#### [Problem details]
Return the records in full, exactly as given.

↓↓↓

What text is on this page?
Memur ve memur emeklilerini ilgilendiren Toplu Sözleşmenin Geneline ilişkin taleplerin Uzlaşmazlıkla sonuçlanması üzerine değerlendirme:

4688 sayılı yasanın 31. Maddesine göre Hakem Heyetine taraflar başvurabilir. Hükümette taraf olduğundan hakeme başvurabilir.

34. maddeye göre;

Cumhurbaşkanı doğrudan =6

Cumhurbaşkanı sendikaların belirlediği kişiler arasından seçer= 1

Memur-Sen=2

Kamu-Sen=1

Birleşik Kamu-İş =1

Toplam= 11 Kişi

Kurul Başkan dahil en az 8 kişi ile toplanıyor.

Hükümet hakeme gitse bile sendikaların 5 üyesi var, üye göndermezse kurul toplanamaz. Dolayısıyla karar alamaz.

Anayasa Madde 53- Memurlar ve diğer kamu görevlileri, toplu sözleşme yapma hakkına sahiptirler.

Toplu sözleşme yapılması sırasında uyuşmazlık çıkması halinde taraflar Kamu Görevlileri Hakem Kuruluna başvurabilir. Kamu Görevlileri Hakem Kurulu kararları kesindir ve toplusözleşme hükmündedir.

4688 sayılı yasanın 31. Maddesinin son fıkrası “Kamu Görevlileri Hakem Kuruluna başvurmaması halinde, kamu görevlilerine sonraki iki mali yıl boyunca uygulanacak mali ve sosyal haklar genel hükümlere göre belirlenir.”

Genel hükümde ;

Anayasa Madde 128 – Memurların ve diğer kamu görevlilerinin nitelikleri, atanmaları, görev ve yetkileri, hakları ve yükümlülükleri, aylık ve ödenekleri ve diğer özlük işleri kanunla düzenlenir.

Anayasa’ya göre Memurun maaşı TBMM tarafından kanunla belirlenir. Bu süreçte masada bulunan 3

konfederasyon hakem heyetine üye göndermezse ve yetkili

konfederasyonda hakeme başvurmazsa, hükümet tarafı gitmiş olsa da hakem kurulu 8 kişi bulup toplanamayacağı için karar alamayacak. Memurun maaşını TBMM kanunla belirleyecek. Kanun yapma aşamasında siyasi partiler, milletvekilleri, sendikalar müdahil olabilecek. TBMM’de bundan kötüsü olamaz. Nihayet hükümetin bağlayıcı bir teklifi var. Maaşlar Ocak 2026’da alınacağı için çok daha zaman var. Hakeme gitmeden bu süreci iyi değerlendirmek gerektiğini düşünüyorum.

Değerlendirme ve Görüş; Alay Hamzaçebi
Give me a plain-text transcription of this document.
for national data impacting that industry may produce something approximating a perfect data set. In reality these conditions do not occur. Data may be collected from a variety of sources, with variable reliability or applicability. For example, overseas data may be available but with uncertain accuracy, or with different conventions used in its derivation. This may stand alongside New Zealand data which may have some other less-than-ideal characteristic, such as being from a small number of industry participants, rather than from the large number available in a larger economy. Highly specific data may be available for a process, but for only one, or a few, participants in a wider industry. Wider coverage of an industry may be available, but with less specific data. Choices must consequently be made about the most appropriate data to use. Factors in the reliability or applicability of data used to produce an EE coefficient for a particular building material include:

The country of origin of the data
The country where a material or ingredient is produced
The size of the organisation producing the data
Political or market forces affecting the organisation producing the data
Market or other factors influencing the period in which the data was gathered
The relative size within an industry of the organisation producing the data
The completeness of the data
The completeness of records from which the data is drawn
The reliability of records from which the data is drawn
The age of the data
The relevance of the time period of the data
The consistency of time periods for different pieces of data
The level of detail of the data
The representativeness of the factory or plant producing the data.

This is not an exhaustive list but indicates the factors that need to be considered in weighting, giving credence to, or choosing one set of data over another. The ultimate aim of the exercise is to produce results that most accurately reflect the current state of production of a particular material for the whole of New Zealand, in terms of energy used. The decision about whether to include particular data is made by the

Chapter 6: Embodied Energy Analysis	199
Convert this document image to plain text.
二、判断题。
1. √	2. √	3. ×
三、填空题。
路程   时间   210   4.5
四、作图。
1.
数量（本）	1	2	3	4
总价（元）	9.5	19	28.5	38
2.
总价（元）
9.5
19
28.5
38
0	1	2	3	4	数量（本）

↑↑↑

#### [Correct response]
What text is on this page?
Memur ve memur emeklilerini ilgilendiren Toplu Sözleşmenin Geneline ilişkin taleplerin Uzlaşmazlıkla sonuçlanması üzerine değerlendirme:

4688 sayılı yasanın 31. Maddesine göre Hakem Heyetine taraflar başvurabilir. Hükümette taraf olduğundan hakeme başvurabilir.

34. maddeye göre;

Cumhurbaşkanı doğrudan =6

Cumhurbaşkanı sendikaların belirlediği kişiler arasından seçer= 1

Memur-Sen=2

Kamu-Sen=1

Birleşik Kamu-İş =1

Toplam= 11 Kişi

Kurul Başkan dahil en az 8 kişi ile toplanıyor.

Hükümet hakeme gitse bile sendikaların 5 üyesi var, üye göndermezse kurul toplanamaz. Dolayısıyla karar alamaz.

Anayasa Madde 53- Memurlar ve diğer kamu görevlileri, toplu sözleşme yapma hakkına sahiptirler.

Toplu sözleşme yapılması sırasında uyuşmazlık çıkması halinde taraflar Kamu Görevlileri Hakem Kuruluna başvurabilir. Kamu Görevlileri Hakem Kurulu kararları kesindir ve toplusözleşme hükmündedir.

4688 sayılı yasanın 31. Maddesinin son fıkrası “Kamu Görevlileri Hakem Kuruluna başvurmaması halinde, kamu görevlilerine sonraki iki mali yıl boyunca uygulanacak mali ve sosyal haklar genel hükümlere göre belirlenir.”

Genel hükümde ;

Anayasa Madde 128 – Memurların ve diğer kamu görevlilerinin nitelikleri, atanmaları, görev ve yetkileri, hakları ve yükümlülükleri, aylık ve ödenekleri ve diğer özlük işleri kanunla düzenlenir.

Anayasa’ya göre Memurun maaşı TBMM tarafından kanunla belirlenir. Bu süreçte masada bulunan 3

konfederasyon hakem heyetine üye göndermezse ve yetkili

konfederasyonda hakeme başvurmazsa, hükümet tarafı gitmiş olsa da hakem kurulu 8 kişi bulup toplanamayacağı için karar alamayacak. Memurun maaşını TBMM kanunla belirleyecek. Kanun yapma aşamasında siyasi partiler, milletvekilleri, sendikalar müdahil olabilecek. TBMM’de bundan kötüsü olamaz. Nihayet hükümetin bağlayıcı bir teklifi var. Maaşlar Ocak 2026’da alınacağı için çok daha zaman var. Hakeme gitmeden bu süreci iyi değerlendirmek gerektiğini düşünüyorum.

Değerlendirme ve Görüş; Alay Hamzaçebi
Give me a plain-text transcription of this document.
for national data impacting that industry may produce something approximating a perfect data set. In reality these conditions do not occur. Data may be collected from a variety of sources, with variable reliability or applicability. For example, overseas data may be available but with uncertain accuracy, or with different conventions used in its derivation. This may stand alongside New Zealand data which may have some other less-than-ideal characteristic, such as being from a small number of industry participants, rather than from the large number available in a larger economy. Highly specific data may be available for a process, but for only one, or a few, participants in a wider industry. Wider coverage of an industry may be available, but with less specific data. Choices must consequently be made about the most appropriate data to use. Factors in the reliability or applicability of data used to produce an EE coefficient for a particular building material include:

The country of origin of the data
The country where a material or ingredient is produced
The size of the organisation producing the data
Political or market forces affecting the organisation producing the data
Market or other factors influencing the period in which the data was gathered
The relative size within an industry of the organisation producing the data
The completeness of the data
The completeness of records from which the data is drawn
The reliability of records from which the data is drawn
The age of the data
The relevance of the time period of the data
The consistency of time periods for different pieces of data
The level of detail of the data
The representativeness of the factory or plant producing the data.

This is not an exhaustive list but indicates the factors that need to be considered in weighting, giving credence to, or choosing one set of data over another. The ultimate aim of the exercise is to produce results that most accurately reflect the current state of production of a particular material for the whole of New Zealand, in terms of energy used. The decision about whether to include particular data is made by the

Chapter 6: Embodied Energy Analysis	199
Convert this document image to plain text.
二、判断题。
1. √	2. √	3. ×
三、填空题。
路程   时间   210   4.5
四、作图。
1.
数量（本）	1	2	3	4
总价（元）	9.5	19	28.5	38
2.
总价（元）
9.5
19
28.5
38
0	1	2	3	4	数量（本）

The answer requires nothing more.